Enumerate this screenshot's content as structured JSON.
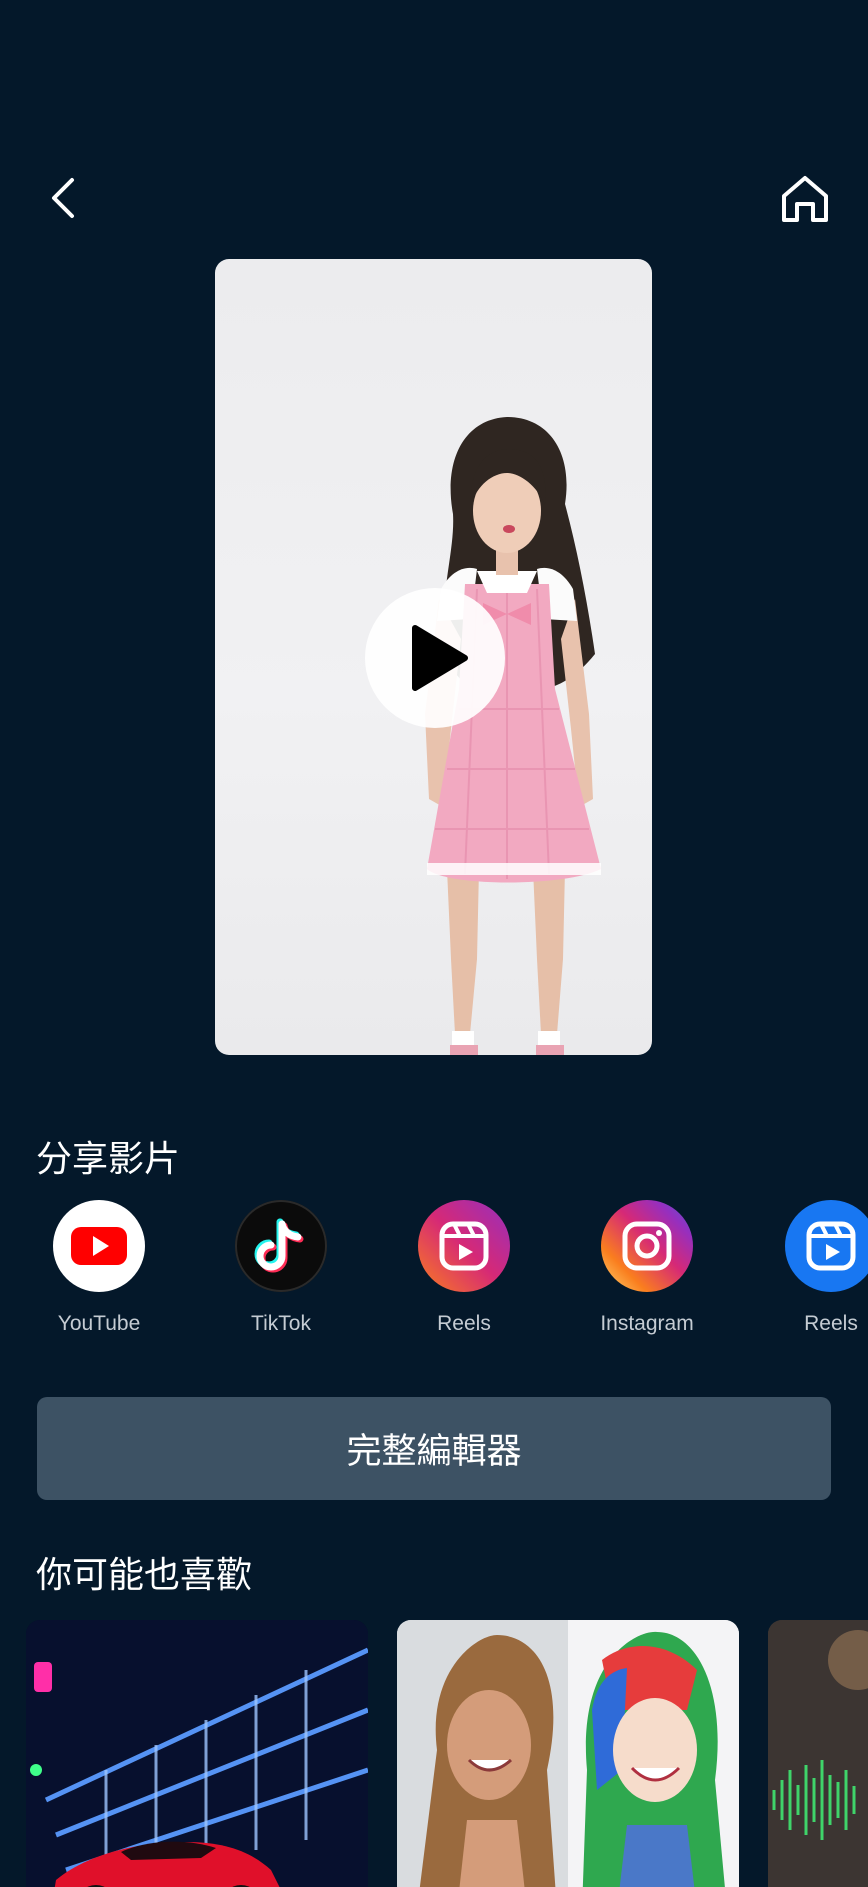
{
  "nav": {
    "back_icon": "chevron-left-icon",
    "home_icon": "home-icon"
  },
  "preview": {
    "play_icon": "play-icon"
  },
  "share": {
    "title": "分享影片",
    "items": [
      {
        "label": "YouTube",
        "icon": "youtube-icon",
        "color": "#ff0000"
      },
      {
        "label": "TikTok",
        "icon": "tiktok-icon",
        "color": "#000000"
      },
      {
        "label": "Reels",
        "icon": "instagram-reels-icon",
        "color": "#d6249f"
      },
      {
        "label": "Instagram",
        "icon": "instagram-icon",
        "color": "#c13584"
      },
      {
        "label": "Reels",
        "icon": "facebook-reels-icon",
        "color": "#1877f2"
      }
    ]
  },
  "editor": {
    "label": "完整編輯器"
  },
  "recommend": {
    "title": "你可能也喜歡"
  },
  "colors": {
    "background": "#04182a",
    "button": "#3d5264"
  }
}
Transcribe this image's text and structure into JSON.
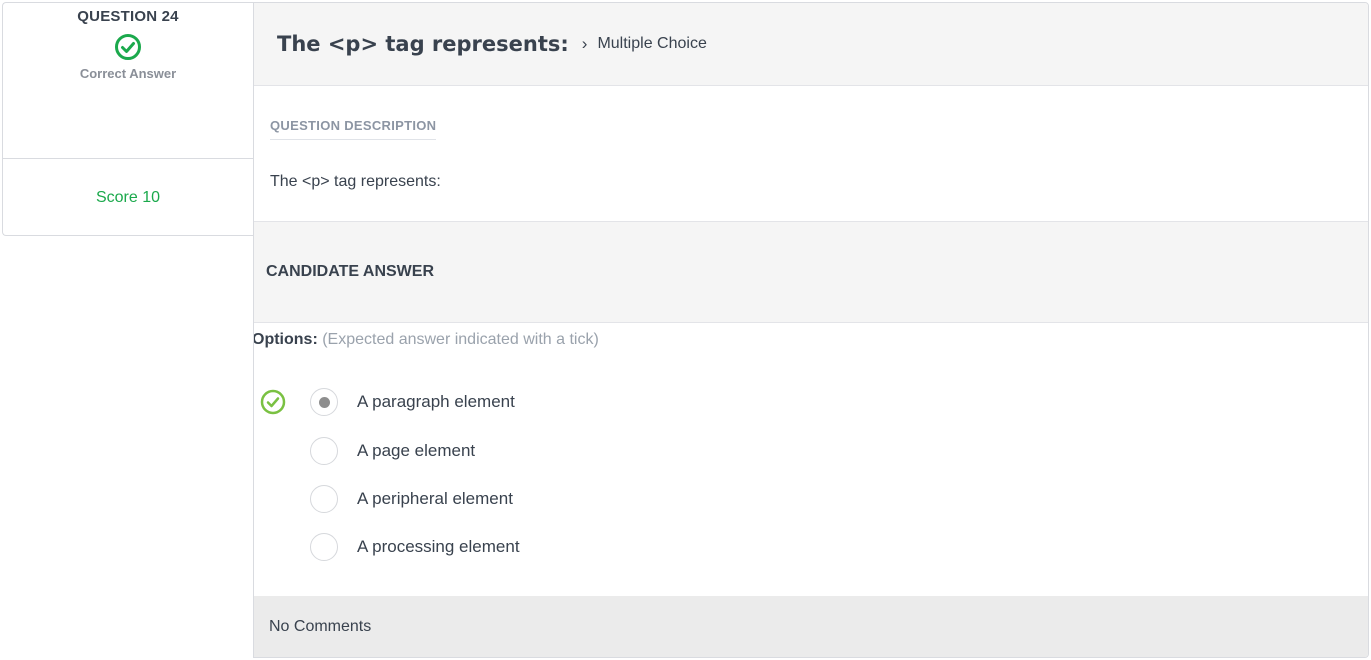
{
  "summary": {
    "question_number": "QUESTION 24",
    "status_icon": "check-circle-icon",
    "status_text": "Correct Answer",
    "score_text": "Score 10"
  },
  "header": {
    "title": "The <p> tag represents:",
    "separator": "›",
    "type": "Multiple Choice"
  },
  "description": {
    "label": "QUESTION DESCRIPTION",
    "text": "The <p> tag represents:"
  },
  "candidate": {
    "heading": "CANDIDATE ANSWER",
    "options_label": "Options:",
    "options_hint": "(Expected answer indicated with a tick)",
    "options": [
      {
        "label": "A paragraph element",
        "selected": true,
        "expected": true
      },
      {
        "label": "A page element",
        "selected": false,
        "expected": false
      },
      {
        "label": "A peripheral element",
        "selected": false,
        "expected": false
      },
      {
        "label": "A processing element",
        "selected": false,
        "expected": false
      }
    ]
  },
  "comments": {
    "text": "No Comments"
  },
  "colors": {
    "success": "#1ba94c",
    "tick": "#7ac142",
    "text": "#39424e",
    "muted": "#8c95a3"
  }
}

THE TASK. Quote the preceding listing precisely and completely, omitting its images.

EXERCISE OUTPUT.
Enumerate this screenshot's content as structured JSON.
{
  "nav": {
    "back_icon": "chevron-left-icon",
    "home_icon": "home-icon"
  },
  "preview": {
    "play_icon": "play-icon"
  },
  "share": {
    "title": "分享影片",
    "items": [
      {
        "label": "YouTube",
        "icon": "youtube-icon",
        "color": "#ff0000"
      },
      {
        "label": "TikTok",
        "icon": "tiktok-icon",
        "color": "#000000"
      },
      {
        "label": "Reels",
        "icon": "instagram-reels-icon",
        "color": "#d6249f"
      },
      {
        "label": "Instagram",
        "icon": "instagram-icon",
        "color": "#c13584"
      },
      {
        "label": "Reels",
        "icon": "facebook-reels-icon",
        "color": "#1877f2"
      }
    ]
  },
  "editor": {
    "label": "完整編輯器"
  },
  "recommend": {
    "title": "你可能也喜歡"
  },
  "colors": {
    "background": "#04182a",
    "button": "#3d5264"
  }
}
Transcribe this image's text and structure into JSON.
{
  "summary": {
    "question_number": "QUESTION 24",
    "status_icon": "check-circle-icon",
    "status_text": "Correct Answer",
    "score_text": "Score 10"
  },
  "header": {
    "title": "The <p> tag represents:",
    "separator": "›",
    "type": "Multiple Choice"
  },
  "description": {
    "label": "QUESTION DESCRIPTION",
    "text": "The <p> tag represents:"
  },
  "candidate": {
    "heading": "CANDIDATE ANSWER",
    "options_label": "Options:",
    "options_hint": "(Expected answer indicated with a tick)",
    "options": [
      {
        "label": "A paragraph element",
        "selected": true,
        "expected": true
      },
      {
        "label": "A page element",
        "selected": false,
        "expected": false
      },
      {
        "label": "A peripheral element",
        "selected": false,
        "expected": false
      },
      {
        "label": "A processing element",
        "selected": false,
        "expected": false
      }
    ]
  },
  "comments": {
    "text": "No Comments"
  },
  "colors": {
    "success": "#1ba94c",
    "tick": "#7ac142",
    "text": "#39424e",
    "muted": "#8c95a3"
  }
}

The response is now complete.